The night out against the Night Out Against Crime
That's what Alan called the Tuesday night UNOP meeting.
UNOP? What's that you say? Y'all dern well better stert 'preciatin' what the UNOP stands for boys and girls, because it's the ernly game in town.
And what was the UNOP meeting supposed to accomplish?
Well ... I suppose that depends on who you represent and what your goals are. Are you interested in propping up a process that most residents think is intentionally confusing and undemocratic? Or are you one of "those people," who think that power originates in the people, and that their ideas should be honored?
Ha, ha, ha, ha, haaaaa!
If you stand to benefit from access to an exclusive board structure which limits citizen participation in order to control the flow and distribution of billions of dollars in redevelopment resources, well then, I'll give you the official UNOP answer: The goal of the meeting was to allow "participants to select their top three choices for technical assistance teams to support their planning process."
Huh? What does that mean you say? You say your neighborhood already has a planning process underway? You say you don't need a technical assistance team? You just need money to implement your neighborhood's plan?
No, no, no, no, nooooo! That's a bunch of poppycock!
Let me explain something to you. You see, the UNOP is the "official" planning process. This is not like those other planning processes. This is the planning process endorsed by the Mayor of New Orleans, New Orleans City Council, New Orleans City Planning Commission and the Louisiana Recovery Authority (and this time they really mean it).
If you want the money, you have to go through the "official" planning process. Remember the name: Unified New Orleans Plan (UNOP). And you have to use the list of planning teams approved by the New Orleans Community Support Foundation (NOCSF) if you want to get any money at all for the plans you already developed, because only the NOCSF has the proper expertise and judgment to decide who should create the plans for your neighborhood.

§ **REQUIREMENT A**
Tally the lines in the records that contain the string "axis", treating uppercase and lowercase as different. Reply with the number alone.

§ **STORED DATA**
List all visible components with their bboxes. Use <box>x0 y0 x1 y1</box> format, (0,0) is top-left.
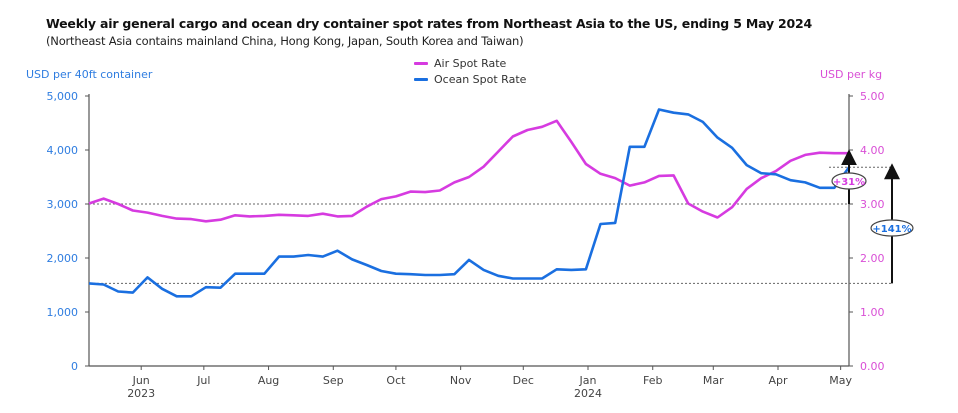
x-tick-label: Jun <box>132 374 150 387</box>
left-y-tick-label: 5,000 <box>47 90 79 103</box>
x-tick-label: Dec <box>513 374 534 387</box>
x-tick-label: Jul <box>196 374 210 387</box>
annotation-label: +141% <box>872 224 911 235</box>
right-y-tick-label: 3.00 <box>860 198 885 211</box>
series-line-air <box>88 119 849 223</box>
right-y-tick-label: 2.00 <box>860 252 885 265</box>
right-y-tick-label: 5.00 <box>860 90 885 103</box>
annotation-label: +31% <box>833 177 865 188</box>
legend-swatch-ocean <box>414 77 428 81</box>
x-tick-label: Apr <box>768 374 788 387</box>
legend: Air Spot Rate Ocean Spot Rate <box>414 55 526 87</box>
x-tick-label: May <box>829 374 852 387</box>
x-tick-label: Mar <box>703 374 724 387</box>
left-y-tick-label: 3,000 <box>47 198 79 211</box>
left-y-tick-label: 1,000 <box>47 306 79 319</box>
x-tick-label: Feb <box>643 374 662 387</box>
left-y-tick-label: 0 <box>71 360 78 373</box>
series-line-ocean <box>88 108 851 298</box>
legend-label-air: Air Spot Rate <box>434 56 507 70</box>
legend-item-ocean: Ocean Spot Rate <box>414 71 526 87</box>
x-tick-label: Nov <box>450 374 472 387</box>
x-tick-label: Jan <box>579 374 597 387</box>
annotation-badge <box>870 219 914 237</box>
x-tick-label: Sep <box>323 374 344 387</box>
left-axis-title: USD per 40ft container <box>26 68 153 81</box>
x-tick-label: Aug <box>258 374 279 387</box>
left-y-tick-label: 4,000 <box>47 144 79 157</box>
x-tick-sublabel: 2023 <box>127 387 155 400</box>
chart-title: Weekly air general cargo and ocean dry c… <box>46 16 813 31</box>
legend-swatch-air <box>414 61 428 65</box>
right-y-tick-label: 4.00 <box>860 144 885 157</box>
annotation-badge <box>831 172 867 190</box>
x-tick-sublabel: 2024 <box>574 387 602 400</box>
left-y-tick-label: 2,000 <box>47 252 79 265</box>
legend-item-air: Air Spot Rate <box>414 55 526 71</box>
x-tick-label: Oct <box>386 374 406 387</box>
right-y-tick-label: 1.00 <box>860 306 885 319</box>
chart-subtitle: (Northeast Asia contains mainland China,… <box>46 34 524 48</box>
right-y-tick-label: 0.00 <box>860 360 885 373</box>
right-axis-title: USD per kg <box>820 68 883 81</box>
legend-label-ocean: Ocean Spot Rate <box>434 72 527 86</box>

§ **REQUIREMENT B**
Pick up the piece on the UNOP meeting after its final sentence and keep writing it.

§ **EXPECTED OUTPUT A**
2

§ **EXPECTED OUTPUT B**
How did "they" pick the planning teams you ask? Oh, now you're getting really picky! Who cares? Trust them. It's easier that way. Sure they're getting paid for consulting services. They're just trying to earn a ... er ... a few million dollars like the rest of us. Hey, they gotta fill their SUV tanks too. It ain't cheap living like a king in 21st-century America.
So you're still pessimistic? Oh ... what?!! Damn ... that ... wet ... bank ... guy! It's all his fault for posting that diagram of the planning process!
Now they're going to have to admit to everyone that the whole point of the UNOP process is to once more assert the status-quo pre-Katrina power, class, and crony superstructure on emerging grassroots neighborhood organization efforts.
What's that? You want to know why the federal grant money for neighborhood improvements can't go straight to the neighborhood organizations, where there's already grassroots accountability, so they can spend it with whomever they choose to complete their projects? What a quaint notion. You probably believe in unicorns too, don't you?
People don't know anything about the way things are supposed to work! You just can't do that in the United States of America! The money is supposed to go to people at the top first before it trickles down to citizens and their "neighborhoods." That's the way things are done in this fabulous country. The monied power class are the ones who really know what they're doing, and they should by duly rewarded. They get to define what neighborhoods are, and they get to tell people what they should and shouldn't do.
Now, I know you're worried that they're going to accuse you of being one of "those people," and take away your neighborhood money. That's why you're being offered this one-time opportunity, but this is the last time they're making the offer. This is, after all, the "official" planning process, and by the way, they don't have much time left. They'll give you precisely 12 minutes to consider the merits of each planning team, and then you have to make your decision.
After about a half hour of looking at glossy brochures and listening to "We're the best team for your neighborhood. We care about your neighborhood," I went outside where a bunch of other people were standing around having dispirited conversations while staring at their shoes.
It was all very anti-climactic after Sunday's fiasco. Karen captured the mood exactly in a comment to my post last night:
It was like a really boring trade show, except it was a beauty contest to pic-o-planna.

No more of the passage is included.